**Do this**
Find the word "Manager" in the material below and gather every line that contains it.
===== The input =====
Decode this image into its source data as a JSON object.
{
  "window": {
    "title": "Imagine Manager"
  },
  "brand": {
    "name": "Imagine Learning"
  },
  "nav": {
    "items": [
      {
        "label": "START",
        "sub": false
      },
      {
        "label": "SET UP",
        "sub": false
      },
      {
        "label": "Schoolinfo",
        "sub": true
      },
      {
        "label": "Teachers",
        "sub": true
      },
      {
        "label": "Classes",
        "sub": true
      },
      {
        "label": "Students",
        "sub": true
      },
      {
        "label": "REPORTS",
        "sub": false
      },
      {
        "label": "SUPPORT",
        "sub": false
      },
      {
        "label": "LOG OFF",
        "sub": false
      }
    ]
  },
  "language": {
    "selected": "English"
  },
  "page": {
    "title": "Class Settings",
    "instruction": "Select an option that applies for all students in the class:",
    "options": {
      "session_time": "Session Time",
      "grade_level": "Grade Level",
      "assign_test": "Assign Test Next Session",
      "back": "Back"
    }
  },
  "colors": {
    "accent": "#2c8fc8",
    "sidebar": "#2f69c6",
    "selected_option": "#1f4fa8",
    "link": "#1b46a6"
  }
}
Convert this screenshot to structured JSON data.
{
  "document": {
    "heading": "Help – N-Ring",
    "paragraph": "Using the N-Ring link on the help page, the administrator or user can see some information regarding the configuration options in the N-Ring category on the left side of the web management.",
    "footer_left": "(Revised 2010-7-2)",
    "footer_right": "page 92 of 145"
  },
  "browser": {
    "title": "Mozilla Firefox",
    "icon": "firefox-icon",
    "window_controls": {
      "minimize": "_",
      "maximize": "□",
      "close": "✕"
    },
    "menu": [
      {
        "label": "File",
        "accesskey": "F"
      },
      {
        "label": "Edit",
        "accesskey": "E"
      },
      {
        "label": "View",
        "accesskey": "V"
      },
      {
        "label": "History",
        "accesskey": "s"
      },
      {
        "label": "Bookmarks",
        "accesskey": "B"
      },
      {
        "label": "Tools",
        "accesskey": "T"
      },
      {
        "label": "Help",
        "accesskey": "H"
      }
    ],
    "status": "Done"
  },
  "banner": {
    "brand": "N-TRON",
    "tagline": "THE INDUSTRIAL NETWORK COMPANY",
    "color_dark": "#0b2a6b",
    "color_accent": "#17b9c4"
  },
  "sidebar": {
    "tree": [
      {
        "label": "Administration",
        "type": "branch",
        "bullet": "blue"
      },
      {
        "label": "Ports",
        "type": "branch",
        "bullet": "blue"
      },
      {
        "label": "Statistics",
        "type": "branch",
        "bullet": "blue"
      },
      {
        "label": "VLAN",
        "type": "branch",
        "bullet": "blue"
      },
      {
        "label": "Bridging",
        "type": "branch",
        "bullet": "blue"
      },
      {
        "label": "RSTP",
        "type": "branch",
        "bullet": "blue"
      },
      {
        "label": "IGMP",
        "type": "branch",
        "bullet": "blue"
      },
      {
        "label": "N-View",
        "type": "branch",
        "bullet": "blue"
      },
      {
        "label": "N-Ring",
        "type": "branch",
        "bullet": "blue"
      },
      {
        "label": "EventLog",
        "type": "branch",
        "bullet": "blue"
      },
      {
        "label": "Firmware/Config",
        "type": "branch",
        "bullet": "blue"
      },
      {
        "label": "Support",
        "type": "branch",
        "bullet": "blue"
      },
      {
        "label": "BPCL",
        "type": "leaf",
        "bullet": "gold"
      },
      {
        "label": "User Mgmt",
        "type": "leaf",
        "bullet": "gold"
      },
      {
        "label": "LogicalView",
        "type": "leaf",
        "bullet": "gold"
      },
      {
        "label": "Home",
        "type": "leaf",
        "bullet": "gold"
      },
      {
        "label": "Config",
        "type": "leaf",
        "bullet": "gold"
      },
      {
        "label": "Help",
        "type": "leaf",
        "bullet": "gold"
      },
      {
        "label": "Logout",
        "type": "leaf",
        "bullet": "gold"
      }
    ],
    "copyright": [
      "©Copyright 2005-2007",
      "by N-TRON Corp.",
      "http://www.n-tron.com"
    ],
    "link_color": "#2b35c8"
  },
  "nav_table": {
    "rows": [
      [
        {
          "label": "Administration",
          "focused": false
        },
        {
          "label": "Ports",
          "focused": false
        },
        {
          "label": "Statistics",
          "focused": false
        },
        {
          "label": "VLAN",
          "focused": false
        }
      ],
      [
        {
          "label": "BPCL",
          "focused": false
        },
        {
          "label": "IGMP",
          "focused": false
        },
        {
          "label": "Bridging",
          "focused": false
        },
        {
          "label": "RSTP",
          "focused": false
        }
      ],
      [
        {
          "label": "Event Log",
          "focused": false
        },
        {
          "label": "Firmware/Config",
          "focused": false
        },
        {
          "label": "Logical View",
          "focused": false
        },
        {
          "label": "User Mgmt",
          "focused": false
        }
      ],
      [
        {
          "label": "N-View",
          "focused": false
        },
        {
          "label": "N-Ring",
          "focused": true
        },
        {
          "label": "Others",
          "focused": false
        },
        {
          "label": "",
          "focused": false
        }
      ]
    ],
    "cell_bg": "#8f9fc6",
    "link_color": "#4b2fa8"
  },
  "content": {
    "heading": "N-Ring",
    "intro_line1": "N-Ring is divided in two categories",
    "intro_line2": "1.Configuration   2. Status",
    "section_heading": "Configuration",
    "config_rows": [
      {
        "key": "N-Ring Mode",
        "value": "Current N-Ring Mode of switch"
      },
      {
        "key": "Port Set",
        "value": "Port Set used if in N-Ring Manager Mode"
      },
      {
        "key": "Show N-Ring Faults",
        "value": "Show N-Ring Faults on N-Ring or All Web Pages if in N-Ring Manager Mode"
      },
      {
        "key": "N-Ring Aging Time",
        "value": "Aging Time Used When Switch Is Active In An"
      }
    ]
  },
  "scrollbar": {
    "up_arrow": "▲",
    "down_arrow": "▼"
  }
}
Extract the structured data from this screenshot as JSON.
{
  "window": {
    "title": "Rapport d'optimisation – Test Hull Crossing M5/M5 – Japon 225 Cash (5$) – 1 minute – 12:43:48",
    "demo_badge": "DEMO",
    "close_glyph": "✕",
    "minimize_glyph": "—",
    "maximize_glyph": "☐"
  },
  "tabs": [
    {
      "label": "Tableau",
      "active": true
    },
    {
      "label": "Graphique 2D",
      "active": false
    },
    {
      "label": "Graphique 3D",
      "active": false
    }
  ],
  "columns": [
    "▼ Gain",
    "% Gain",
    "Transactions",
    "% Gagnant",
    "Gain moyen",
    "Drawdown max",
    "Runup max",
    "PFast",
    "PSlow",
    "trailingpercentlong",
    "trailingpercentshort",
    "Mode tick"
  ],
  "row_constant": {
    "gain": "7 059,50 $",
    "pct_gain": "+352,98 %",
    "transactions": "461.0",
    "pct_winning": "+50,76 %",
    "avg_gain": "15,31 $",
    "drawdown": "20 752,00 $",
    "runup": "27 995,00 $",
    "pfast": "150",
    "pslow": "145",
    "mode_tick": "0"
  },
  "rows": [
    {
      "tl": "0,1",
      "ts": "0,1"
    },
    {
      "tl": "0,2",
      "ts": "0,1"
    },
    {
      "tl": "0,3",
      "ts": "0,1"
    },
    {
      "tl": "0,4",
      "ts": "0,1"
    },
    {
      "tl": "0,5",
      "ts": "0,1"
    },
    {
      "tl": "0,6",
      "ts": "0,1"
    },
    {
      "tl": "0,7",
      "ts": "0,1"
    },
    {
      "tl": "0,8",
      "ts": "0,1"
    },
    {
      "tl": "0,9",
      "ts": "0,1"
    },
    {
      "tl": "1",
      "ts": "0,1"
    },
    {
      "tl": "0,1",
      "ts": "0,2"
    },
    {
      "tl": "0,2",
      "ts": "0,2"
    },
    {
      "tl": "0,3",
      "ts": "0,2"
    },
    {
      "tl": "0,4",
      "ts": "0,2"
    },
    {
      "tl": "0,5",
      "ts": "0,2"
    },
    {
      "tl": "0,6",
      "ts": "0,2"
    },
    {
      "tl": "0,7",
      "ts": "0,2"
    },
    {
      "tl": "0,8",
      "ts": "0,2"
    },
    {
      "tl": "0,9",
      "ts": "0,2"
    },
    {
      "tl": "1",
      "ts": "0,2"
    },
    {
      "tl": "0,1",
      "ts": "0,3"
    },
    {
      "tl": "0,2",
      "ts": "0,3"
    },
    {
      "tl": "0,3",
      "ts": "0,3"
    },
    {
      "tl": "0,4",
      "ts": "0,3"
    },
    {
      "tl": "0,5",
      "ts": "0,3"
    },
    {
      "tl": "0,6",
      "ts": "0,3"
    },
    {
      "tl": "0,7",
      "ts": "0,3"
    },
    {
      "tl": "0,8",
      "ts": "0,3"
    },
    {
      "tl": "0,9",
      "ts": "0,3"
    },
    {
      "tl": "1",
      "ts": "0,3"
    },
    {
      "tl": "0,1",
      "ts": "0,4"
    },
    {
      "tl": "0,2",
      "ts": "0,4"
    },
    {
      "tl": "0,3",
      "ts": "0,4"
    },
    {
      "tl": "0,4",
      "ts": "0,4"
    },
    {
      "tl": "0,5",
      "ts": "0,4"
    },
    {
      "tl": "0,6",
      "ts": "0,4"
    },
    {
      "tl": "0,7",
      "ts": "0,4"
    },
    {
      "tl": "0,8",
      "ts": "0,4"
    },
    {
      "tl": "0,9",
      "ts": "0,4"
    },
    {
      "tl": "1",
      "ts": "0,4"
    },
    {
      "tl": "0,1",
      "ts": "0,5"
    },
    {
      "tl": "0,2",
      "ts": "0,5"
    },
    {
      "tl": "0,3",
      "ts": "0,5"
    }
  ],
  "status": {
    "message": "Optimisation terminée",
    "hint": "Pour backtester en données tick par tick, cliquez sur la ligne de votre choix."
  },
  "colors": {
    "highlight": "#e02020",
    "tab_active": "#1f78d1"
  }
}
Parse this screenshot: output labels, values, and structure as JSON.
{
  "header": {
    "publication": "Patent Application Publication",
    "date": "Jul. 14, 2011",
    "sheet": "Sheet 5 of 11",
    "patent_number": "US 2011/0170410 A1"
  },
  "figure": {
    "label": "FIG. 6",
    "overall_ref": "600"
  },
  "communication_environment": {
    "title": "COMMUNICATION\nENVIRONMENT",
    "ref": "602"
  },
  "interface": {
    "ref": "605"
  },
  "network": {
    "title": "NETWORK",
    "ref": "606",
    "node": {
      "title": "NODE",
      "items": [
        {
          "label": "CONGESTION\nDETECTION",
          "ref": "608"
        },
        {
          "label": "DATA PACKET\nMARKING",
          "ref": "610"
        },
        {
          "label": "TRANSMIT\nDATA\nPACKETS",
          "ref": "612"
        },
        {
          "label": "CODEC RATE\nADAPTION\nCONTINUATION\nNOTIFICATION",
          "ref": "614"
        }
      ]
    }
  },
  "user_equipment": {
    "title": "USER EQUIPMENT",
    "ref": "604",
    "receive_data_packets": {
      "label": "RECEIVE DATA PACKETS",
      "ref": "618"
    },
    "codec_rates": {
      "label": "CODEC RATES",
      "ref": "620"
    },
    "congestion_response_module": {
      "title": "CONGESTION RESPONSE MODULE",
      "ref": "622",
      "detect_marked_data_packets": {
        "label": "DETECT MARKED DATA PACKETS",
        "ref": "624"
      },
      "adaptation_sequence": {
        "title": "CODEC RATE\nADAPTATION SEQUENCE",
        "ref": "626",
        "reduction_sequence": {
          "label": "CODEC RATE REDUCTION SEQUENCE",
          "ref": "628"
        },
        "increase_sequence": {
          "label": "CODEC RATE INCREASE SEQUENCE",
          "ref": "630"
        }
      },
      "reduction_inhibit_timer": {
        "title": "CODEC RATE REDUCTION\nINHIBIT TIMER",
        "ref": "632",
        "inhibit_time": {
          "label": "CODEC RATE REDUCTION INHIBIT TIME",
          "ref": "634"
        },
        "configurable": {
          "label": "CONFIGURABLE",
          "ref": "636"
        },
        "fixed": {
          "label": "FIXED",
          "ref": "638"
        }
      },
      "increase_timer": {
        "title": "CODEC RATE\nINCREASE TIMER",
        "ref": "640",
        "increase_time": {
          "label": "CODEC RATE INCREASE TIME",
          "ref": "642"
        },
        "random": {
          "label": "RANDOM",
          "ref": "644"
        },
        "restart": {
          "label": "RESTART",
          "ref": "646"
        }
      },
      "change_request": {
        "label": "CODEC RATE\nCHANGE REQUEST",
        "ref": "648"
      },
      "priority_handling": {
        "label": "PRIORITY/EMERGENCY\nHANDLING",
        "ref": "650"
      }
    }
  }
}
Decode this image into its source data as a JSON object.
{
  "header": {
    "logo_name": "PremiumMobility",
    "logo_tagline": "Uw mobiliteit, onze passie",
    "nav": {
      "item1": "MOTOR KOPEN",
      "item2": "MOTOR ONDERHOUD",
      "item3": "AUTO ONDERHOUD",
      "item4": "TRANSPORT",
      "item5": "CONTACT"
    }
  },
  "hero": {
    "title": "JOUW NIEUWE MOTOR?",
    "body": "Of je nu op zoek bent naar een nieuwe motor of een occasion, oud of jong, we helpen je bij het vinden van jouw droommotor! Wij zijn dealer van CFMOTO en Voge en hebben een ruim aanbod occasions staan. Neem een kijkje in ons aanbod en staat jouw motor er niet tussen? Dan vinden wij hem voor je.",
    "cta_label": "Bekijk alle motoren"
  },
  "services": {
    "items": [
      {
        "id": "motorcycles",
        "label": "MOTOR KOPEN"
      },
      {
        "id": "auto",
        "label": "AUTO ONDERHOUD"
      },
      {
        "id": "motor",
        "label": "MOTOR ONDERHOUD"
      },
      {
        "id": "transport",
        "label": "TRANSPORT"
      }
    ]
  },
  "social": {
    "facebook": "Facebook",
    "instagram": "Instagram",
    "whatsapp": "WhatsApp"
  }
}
=====
**Output of the task**
    "title": "Imagine Manager"
        "value": "Port Set used if in N-Ring Manager Mode"
        "value": "Show N-Ring Faults on N-Ring or All Web Pages if in N-Ring Manager Mode"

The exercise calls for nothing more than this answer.